Draw out every line with the word "Type" from the listing below.

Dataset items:
== == ==
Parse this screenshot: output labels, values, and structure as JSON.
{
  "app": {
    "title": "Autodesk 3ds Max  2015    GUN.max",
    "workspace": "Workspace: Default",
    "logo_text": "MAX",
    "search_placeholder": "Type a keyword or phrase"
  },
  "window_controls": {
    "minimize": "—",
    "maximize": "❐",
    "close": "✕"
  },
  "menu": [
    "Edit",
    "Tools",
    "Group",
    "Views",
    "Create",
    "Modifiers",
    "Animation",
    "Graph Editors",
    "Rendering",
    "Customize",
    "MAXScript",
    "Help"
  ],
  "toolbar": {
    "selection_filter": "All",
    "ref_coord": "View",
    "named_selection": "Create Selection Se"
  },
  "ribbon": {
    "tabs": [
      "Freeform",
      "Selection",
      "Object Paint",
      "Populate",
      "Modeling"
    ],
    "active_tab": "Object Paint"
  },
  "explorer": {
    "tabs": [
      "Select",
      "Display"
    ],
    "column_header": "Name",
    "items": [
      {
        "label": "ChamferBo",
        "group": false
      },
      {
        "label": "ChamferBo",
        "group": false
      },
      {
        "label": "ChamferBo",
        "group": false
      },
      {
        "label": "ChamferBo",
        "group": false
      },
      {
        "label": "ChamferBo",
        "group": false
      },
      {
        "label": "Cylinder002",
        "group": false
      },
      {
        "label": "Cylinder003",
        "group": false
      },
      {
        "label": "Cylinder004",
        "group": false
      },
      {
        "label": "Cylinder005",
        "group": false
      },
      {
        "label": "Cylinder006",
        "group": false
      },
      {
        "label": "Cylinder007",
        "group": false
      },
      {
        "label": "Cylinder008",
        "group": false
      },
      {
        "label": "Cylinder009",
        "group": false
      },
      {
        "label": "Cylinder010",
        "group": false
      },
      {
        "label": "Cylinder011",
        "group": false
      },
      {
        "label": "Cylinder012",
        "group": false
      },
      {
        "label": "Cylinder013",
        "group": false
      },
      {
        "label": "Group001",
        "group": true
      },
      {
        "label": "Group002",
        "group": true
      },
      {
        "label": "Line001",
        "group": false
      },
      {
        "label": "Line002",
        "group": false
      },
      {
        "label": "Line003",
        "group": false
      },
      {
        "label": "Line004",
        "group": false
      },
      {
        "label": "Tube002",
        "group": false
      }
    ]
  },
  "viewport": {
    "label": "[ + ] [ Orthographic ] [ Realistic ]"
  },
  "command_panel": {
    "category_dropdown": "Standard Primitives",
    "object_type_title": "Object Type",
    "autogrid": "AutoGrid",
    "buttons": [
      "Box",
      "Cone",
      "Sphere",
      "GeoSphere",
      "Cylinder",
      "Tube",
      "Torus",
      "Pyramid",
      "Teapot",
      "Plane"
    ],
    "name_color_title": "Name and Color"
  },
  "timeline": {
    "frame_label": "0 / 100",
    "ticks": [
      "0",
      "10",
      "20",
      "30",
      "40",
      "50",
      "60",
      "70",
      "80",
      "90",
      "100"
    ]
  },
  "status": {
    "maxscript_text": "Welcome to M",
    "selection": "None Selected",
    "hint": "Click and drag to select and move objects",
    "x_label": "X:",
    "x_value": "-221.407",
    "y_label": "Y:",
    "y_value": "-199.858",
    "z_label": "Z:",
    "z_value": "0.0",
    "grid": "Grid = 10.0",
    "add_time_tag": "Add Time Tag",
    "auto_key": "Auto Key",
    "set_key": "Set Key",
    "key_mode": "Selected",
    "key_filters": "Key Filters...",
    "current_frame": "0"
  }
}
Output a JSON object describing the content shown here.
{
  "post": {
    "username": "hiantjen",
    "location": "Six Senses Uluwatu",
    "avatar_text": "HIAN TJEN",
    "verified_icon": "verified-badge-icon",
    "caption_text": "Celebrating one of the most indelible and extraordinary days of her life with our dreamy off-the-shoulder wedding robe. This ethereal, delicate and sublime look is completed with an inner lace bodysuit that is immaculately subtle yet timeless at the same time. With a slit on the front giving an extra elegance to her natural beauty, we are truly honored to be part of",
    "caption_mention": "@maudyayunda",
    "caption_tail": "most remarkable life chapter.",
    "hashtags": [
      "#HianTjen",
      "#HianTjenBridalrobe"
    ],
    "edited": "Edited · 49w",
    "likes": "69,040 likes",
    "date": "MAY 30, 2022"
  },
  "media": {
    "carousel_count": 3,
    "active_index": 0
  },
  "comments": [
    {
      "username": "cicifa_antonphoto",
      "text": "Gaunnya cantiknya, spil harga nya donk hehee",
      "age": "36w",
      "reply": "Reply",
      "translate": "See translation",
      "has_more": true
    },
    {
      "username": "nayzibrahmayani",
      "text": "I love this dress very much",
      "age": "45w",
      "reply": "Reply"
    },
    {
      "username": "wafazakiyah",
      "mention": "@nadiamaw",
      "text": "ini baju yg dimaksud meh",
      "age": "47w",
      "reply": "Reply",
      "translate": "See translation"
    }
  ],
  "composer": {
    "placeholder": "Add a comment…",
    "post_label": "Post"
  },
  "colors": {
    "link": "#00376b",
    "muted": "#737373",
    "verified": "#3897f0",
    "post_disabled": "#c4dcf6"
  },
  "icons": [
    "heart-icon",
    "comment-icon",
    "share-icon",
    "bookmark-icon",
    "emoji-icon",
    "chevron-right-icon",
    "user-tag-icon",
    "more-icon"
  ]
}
== == ==
### Response
    "search_placeholder": "Type a keyword or phrase"
    "object_type_title": "Object Type",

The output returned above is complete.